---------- Document text

But, as Christian Montoya reports for The College Fix, it has the potential to become just that. Writes Montoya:

In spite of the new ‘fixed price’ system, campus police will ultimately decide how much to charge students, based in part on the expected reaction to the speech at their events, according to a spring letter to ‘Student Leaders & Advisors’ from two Cornell officials.

And, with cozy, overly-ebullient, “rah-rah” college enthusiasm, the Senior Associate Dean for Students and the Director of Campus Activities at Cornell offer:

We have established new protocols that promote both speech and safety. These protocols provide opportunities both for the speech of a speaker and the speech of protesters to that speaker. In a nutshell, in the space with the speaker, we have more robust procedures to ensure the speaker may be heard. Additionally, there will be designated protest spaces to allow the voices of protesters to be heard. More speech; more safety. Mic drop.

Cute.

The problem is that the “fixed price” system is fixed by the police, and is not fixed across the board. The university will cover the first $1,000 of college police charges, but expenses over that amount must be paid by the organization sponsoring the speaker.

And while this might seem logical at first – offering students a realistic view of the fact that there is a different level of controversy between someone speaking on, say, crochet, and someone speaking about his love for the Soviet Gulag -- the worry is that this is code for a new school-run “tariff” system. Conservative students fear that higher fees will be placed on organizations that invite conservative or “non-leftist” speakers, not because of a potential threat, but to act as a disincentive, a financial hurdle so high, they will not be able to hold their events.

As Cornell student Ben Lee writes for The Foundation for Individual Rights in Education:

If Cornell’s actual policy looks like its plans, Cornell risks taxing speech and imposing a heckler’s veto. By requiring student groups to pay for security in this manner, the university places a financial burden on the ability of students to invite certain speakers to campus.

--------------------
---------- Excerpted records

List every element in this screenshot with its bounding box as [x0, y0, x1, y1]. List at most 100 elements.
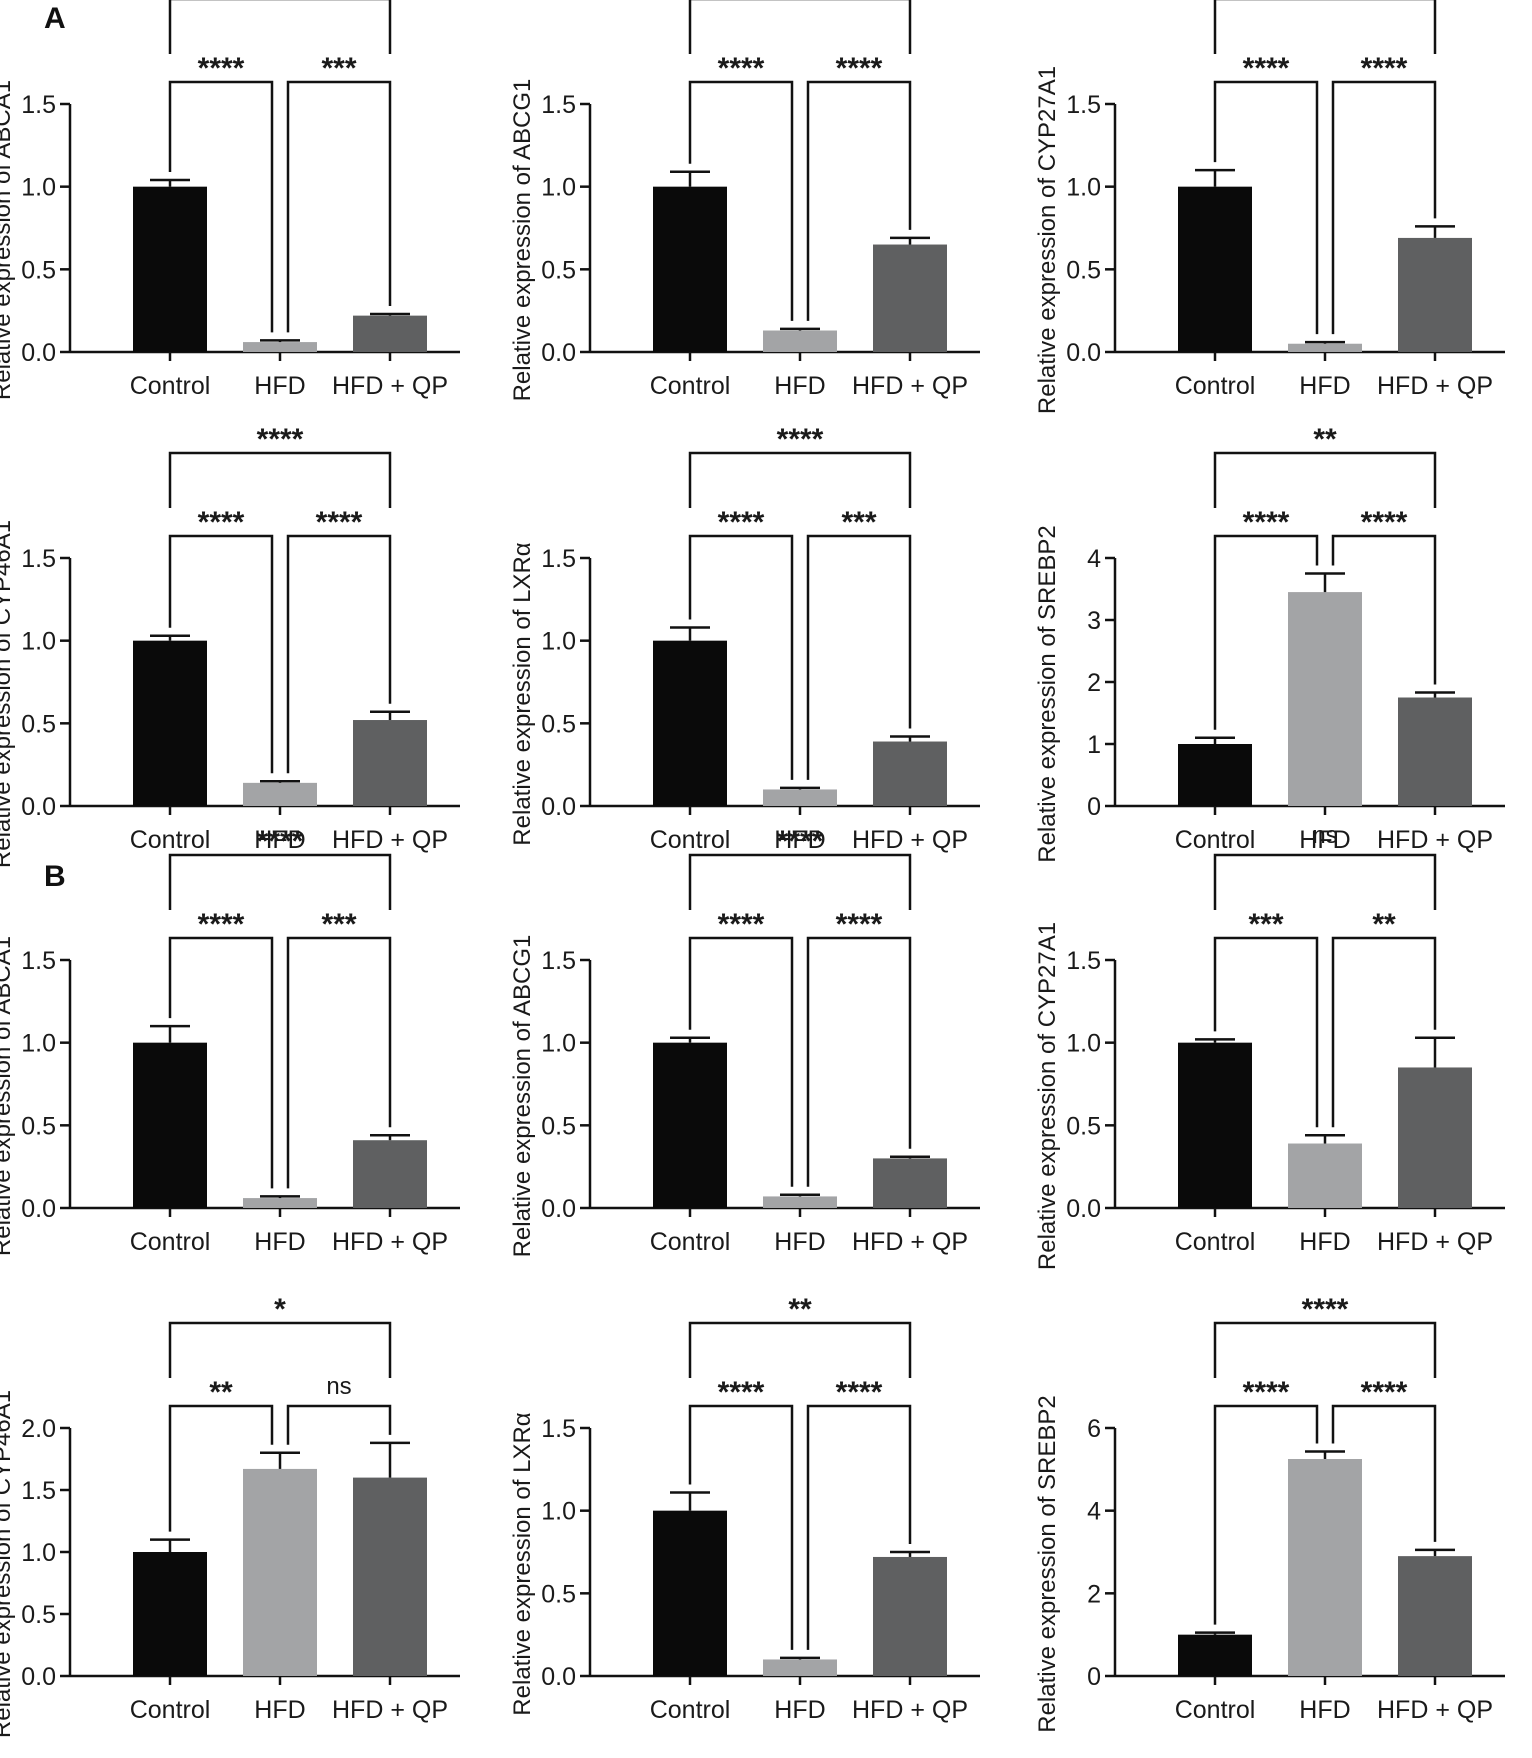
significance-label: **** — [836, 1376, 883, 1409]
x-tick-label: Control — [650, 1228, 731, 1256]
x-tick-label: HFD + QP — [1377, 826, 1493, 854]
y-tick-label: 0 — [1087, 1663, 1101, 1691]
x-tick-label: Control — [1175, 1696, 1256, 1724]
significance-label: **** — [1243, 506, 1290, 539]
x-tick-label: HFD + QP — [332, 1228, 448, 1256]
significance-label: **** — [1243, 1376, 1290, 1409]
y-tick-label: 4 — [1087, 1498, 1101, 1526]
bar-hfd-qp — [873, 244, 947, 352]
y-tick-label: 1.0 — [21, 628, 56, 656]
x-tick-label: Control — [650, 826, 731, 854]
x-tick-label: HFD + QP — [332, 1696, 448, 1724]
significance-bracket — [1213, 534, 1319, 730]
significance-bracket — [688, 1321, 912, 1378]
bar-hfd — [763, 1659, 837, 1676]
y-axis-title: Relative expression of CYP46A1 — [0, 1390, 16, 1738]
significance-label: **** — [718, 506, 765, 539]
significance-label: * — [274, 1293, 286, 1326]
significance-label: **** — [836, 52, 883, 85]
x-tick-label: Control — [130, 1696, 211, 1724]
significance-label: **** — [1361, 1376, 1408, 1409]
chart-a-1: 0.0 0.5 1.0 1.5 Relative expression of ABCA1… — [0, 0, 460, 400]
x-tick-label: HFD — [1299, 1696, 1350, 1724]
significance-bracket — [806, 936, 912, 1187]
significance-label: **** — [777, 423, 824, 456]
significance-bracket — [1331, 1404, 1437, 1542]
y-tick-label: 0.0 — [1066, 339, 1101, 367]
y-tick-label: 0.0 — [541, 339, 576, 367]
significance-label: **** — [198, 506, 245, 539]
significance-label: **** — [316, 506, 363, 539]
x-tick-label: Control — [1175, 826, 1256, 854]
significance-bracket — [1331, 534, 1437, 685]
chart-b-4: 0.0 0.5 1.0 1.5 2.0 Relative expression of CY… — [0, 1293, 460, 1738]
bar-hfd — [763, 330, 837, 352]
y-tick-label: 0.5 — [541, 710, 576, 738]
y-tick-label: 2 — [1087, 1580, 1101, 1608]
significance-bracket — [168, 451, 392, 508]
x-tick-label: Control — [1175, 372, 1256, 400]
significance-label: **** — [198, 908, 245, 941]
significance-bracket — [168, 1404, 274, 1532]
y-tick-label: 0.5 — [21, 710, 56, 738]
y-tick-label: 1.5 — [541, 545, 576, 573]
y-tick-label: 0.5 — [541, 1112, 576, 1140]
y-axis-title: Relative expression of CYP27A1 — [1034, 66, 1061, 414]
y-axis-title: Relative expression of LXRα — [509, 542, 536, 845]
bar-hfd-qp — [1398, 697, 1472, 806]
x-tick-label: HFD — [774, 826, 825, 854]
x-tick-label: HFD — [774, 372, 825, 400]
significance-label: **** — [198, 52, 245, 85]
significance-bracket — [688, 0, 912, 54]
significance-label: *** — [1248, 908, 1283, 941]
bar-control — [1178, 1042, 1252, 1208]
x-tick-label: Control — [1175, 1228, 1256, 1256]
x-tick-label: HFD + QP — [1377, 1696, 1493, 1724]
significance-bracket — [1331, 936, 1437, 1128]
y-tick-label: 1.5 — [21, 91, 56, 119]
significance-bracket — [688, 80, 794, 321]
significance-bracket — [168, 853, 392, 910]
bar-hfd-qp — [353, 1140, 427, 1208]
y-tick-label: 1.0 — [541, 1030, 576, 1058]
significance-label: **** — [1361, 52, 1408, 85]
bar-control — [133, 640, 207, 806]
y-tick-label: 0.0 — [1066, 1195, 1101, 1223]
y-tick-label: 0.5 — [21, 1112, 56, 1140]
bar-control — [653, 1042, 727, 1208]
y-tick-label: 2 — [1087, 669, 1101, 697]
significance-bracket — [806, 534, 912, 780]
significance-bracket — [688, 853, 912, 910]
significance-label: ** — [1372, 908, 1396, 941]
y-axis-title: Relative expression of LXRα — [509, 1412, 536, 1715]
x-tick-label: HFD — [774, 1696, 825, 1724]
significance-label: ns — [326, 1373, 351, 1400]
y-tick-label: 0.0 — [21, 1663, 56, 1691]
x-tick-label: HFD + QP — [852, 1228, 968, 1256]
y-tick-label: 0.0 — [541, 1663, 576, 1691]
y-axis-title: Relative expression of ABCA1 — [0, 80, 16, 400]
significance-bracket — [688, 1404, 794, 1650]
bar-control — [653, 640, 727, 806]
bar-hfd — [243, 1198, 317, 1208]
significance-bracket — [688, 451, 912, 508]
y-tick-label: 0.0 — [21, 793, 56, 821]
x-tick-label: Control — [130, 1228, 211, 1256]
significance-label: **** — [718, 908, 765, 941]
significance-label: *** — [321, 52, 356, 85]
significance-label: ** — [1313, 0, 1337, 2]
y-tick-label: 1.0 — [21, 1030, 56, 1058]
bar-hfd — [1288, 1459, 1362, 1676]
significance-bracket — [286, 534, 392, 774]
y-tick-label: 0.5 — [1066, 1112, 1101, 1140]
bar-hfd-qp — [1398, 1067, 1472, 1208]
x-tick-label: HFD — [254, 1228, 305, 1256]
bar-control — [1178, 1634, 1252, 1676]
y-tick-label: 1.5 — [21, 1477, 56, 1505]
bar-hfd — [243, 1468, 317, 1676]
significance-label: **** — [257, 0, 304, 2]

--------------------

The tasks:
a - According to the passage on Cornell's speaker security fees, how much of the campus police charges does the university cover?
b - Carry on the passage about Cornell's security fees for campus speakers, picking up right after its final sentence.

Answers to the problems:
a - The university covers the first $1,000 of campus police charges.

b -
Sadly, this is a strong possibility, and the university is, in a way, stuck – all because of previous events around the US in which hardcore leftists such as members of Antifa have pepper-sprayed, hit, spat upon, and shouted down not only people trying to see conservative or libertarian speakers on campus, but the speakers themselves. Often, Antifa or left-leaning students will use the old postmodernist saw of labeling a group or speaker as “fascist”, even if the speaker is not. Their tactics have led to damaged property, intimidation, and assaults, all of which police have to try to quell or to which police must respond with arrests.

There appears to be no school policy that can completely solve the problem save for campus police arresting those involved with violence, and charging them for the disruptions and security costs. Cornell is a private university, and, as such, can make its own rules regarding speech on campus, but, based on previous behavior, conservatives and libertarians might be very justified to be worried.

Antifa and social justice warriors who employ identity politics and violence now have a powerful weapon at Cornell: costs. Yes, this could be like a tariff against non-leftist speech.

And if university functionaries are unwilling to hold the violent students accountable for those costs, the suppressors of free speech who operate under their black-masks and guises of “defending the defenseless” will continue to get away with it, with even more ease.

And those who support individualism and conversation will be shouted down, intimidated, and threatened with violence.